**EXTRAIT CITÉ**
────────────────
Un parcours soin/santé va être mis en place pour aider les résidents à préserver leur autonomie le plus longtemps possible. Un mois et demi plus tard, ce dossier-là ne semble pas non plus avoir avancé. Il se trouve qu’il existait déjà ÉVIDEMMENT tout un ensemble d’activités destinées à préserver la santé physique et mentale des résidents, COMME DANS TOUS LES ÉTABLISSEMENTS pour personnes âgées. De quelle nouveauté s’agira-t-il ? Mystère. Probablement rien, surtout si aucun budget ni personnel supplémentaire n’est alloué à l’introduction ou au renforcement de ces parcours ! Au contraire les budgets sont à la baisse et les effectifs aussi… Cherchez l’erreur… ou le pipeau !
 
Des conventions vont être signées avec des EHPAD de proximité afin d’établir un parcours de vie auprès des personnes qui deviendraient dépendantes au-delà d’un GIR 3, en collaboration avec le ou la résidente et sa famille. Qu’en termes soignés ces choses-là sont dites ! En fait, derrière cette idée, il y a bel et bien le départ des personnes âgées les plus fragiles vers les mouroirs actuels. Appeler « Parcours de vie » le fait de renvoyer brutalement des personnes âgées dépendantes vers des mouroirs en crise, voilà bien du cynisme.
 
Alors il est vrai, ces annonces n’ont été faites que par oral. En juin, une première réunion avait été organisée déjà par Nathalie Groux, et nul compte-rendu n’avait été produit. Les promesses n’engageant que ceux qui les croient, il faut vraiment rester vigilants sur tout ce qui viendra de la mairie en ce qui concerne la Résidence. Que se passera-t-il lorsque le groupe Bridge partira, d’ici décembre selon toutes probabilités ? Quel est le projet de Nathalie Groux pour la Résidence ? S’agit-il de promouvoir le bien-être des Beaumontois résidents à Carnelle ou on ne sait quel calcul douteux ? Mme GROUX, pour ne pas répondre à ces questions et bien d’autres, s’est carrément absentée de la salle pendant la majeure partie du temps de la réunion, affichant ainsi son mépris pour les familles venues parfois de loin pour l’entendre et obtenir des réponses à leurs inquiétudes. Elle n’était certes pas venues seule à la réunion initiée par elle, mais ses élus restèrent totalement muets en son absence. Sans doute n’auraient-ils pas su dire eux-mêmes ce que Mme le maire voulait faire de la Résidence. En a-t-elle seulement discuté avec eux ?
 
Lorsqu’elle a daigné revenir devant les familles, Nathalie Groux a réagi comme si on l’agressait lorsque des familles lui ont demandé de répondre aux questions suivantes :
 • Qui paiera l’audit qu’elle a mandaté auprès de la société Bridge : La municipalité ou la résidence (donc les familles) ? 
 • Quel est son coût ? 
 • A-t-elle prévue un budget et pour quel montant pour assurer les travaux du bâtiment de la résidence ? 
 
Elle a du coup refusé de répondre… Une réunion qui n’aura donc servi à rien, sinon à rendre furieux contre Mme le maire les familles des résidents… Bravo Nathalie Groux !
 
Qu’en est-il depuis ? Et bien la Résidence est à la dérive : ses comptes ne sont plus équilibrés, les résidents ne savent plus ce qu’ils vont devenir, les familles sont angoissées à l’idée de devoir chercher de l’argent pour payer un autre établissement plus cher où on les contraindrait à faire partir leurs parents, la facture énergétique continue de s’alourdir faute de travaux d’isolement, Nathalie Groux ayant stoppé net les travaux programmés par l’ancien maire (voir à ce sujet la vidéo que nous avions réalisées avec les architectes désignés pour ces travaux, sur cette page). Résultat : les résidents ont froid, les fuites d’eau se multiplient, et le personnel est démoralisé : les arrêts de travail se succèdent…  Quel gâchis.
────────────────
**ENTRÉES FOURNIES**
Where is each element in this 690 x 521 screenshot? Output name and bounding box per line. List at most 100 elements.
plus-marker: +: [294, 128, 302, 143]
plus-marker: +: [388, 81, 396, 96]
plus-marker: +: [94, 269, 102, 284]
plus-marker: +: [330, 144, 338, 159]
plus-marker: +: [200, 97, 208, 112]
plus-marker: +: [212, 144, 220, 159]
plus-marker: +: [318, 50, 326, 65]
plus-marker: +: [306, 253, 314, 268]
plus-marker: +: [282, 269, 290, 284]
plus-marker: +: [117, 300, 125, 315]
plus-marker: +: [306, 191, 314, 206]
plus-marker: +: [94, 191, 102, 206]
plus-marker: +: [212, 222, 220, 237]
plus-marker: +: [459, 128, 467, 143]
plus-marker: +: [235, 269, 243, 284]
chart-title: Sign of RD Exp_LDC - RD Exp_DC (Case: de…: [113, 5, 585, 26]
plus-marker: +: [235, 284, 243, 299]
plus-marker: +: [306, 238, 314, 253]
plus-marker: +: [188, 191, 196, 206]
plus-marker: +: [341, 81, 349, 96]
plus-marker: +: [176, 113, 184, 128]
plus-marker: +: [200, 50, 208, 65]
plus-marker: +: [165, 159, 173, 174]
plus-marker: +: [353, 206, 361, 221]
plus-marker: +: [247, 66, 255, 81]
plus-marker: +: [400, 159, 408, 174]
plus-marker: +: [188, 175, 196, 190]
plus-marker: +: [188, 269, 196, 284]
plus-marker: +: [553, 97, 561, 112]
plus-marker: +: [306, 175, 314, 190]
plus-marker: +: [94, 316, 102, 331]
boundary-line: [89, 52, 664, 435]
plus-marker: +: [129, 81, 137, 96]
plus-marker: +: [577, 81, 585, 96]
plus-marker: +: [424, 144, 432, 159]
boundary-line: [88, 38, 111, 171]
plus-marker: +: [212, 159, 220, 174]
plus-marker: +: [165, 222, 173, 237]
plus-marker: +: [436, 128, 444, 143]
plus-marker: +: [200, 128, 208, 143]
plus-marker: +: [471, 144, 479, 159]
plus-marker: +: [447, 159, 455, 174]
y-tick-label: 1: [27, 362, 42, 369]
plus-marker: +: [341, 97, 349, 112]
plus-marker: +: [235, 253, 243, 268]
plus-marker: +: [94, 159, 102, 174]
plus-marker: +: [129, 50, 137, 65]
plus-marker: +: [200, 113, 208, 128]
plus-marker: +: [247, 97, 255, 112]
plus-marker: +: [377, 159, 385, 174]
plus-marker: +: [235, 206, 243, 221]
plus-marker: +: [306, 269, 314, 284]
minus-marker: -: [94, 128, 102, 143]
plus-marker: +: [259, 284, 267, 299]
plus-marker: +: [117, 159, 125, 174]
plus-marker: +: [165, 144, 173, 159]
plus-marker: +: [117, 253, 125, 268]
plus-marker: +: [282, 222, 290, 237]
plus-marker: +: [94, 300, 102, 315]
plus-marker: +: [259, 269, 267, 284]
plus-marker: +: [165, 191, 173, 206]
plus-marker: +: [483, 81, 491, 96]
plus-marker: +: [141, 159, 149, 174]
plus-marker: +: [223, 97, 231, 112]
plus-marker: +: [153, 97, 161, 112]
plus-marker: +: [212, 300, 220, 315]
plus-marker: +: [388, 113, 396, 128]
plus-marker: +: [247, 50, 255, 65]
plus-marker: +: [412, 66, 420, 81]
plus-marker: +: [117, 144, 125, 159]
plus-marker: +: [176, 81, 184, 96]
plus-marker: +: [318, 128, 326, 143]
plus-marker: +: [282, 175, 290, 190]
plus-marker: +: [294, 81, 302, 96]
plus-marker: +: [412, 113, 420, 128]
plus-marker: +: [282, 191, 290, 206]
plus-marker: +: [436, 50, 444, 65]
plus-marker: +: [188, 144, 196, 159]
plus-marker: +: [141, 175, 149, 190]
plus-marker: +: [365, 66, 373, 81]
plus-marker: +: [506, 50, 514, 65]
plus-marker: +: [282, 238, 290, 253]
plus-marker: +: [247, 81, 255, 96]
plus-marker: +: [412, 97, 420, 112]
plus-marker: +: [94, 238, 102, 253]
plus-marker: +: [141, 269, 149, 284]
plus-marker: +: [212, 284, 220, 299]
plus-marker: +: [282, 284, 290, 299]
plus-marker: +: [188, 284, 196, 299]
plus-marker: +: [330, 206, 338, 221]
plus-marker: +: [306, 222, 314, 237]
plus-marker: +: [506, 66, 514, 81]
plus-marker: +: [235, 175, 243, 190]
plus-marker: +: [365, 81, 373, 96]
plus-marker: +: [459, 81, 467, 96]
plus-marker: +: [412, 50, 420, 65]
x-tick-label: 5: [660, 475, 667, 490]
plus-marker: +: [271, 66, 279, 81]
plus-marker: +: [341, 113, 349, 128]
────────────────
**CONSIGNE**
Recopiez sans rien changer le passage de l'extrait sur la Résidence qui commence aux mots « Lorsqu’elle a daigné » et s'arrête après « de la résidence ? ».

**RÉPONSE**
Lorsqu’elle a daigné revenir devant les familles, Nathalie Groux a réagi comme si on l’agressait lorsque des familles lui ont demandé de répondre aux questions suivantes :
 • Qui paiera l’audit qu’elle a mandaté auprès de la société Bridge : La municipalité ou la résidence (donc les familles) ? 
 • Quel est son coût ? 
 • A-t-elle prévue un budget et pour quel montant pour assurer les travaux du bâtiment de la résidence ?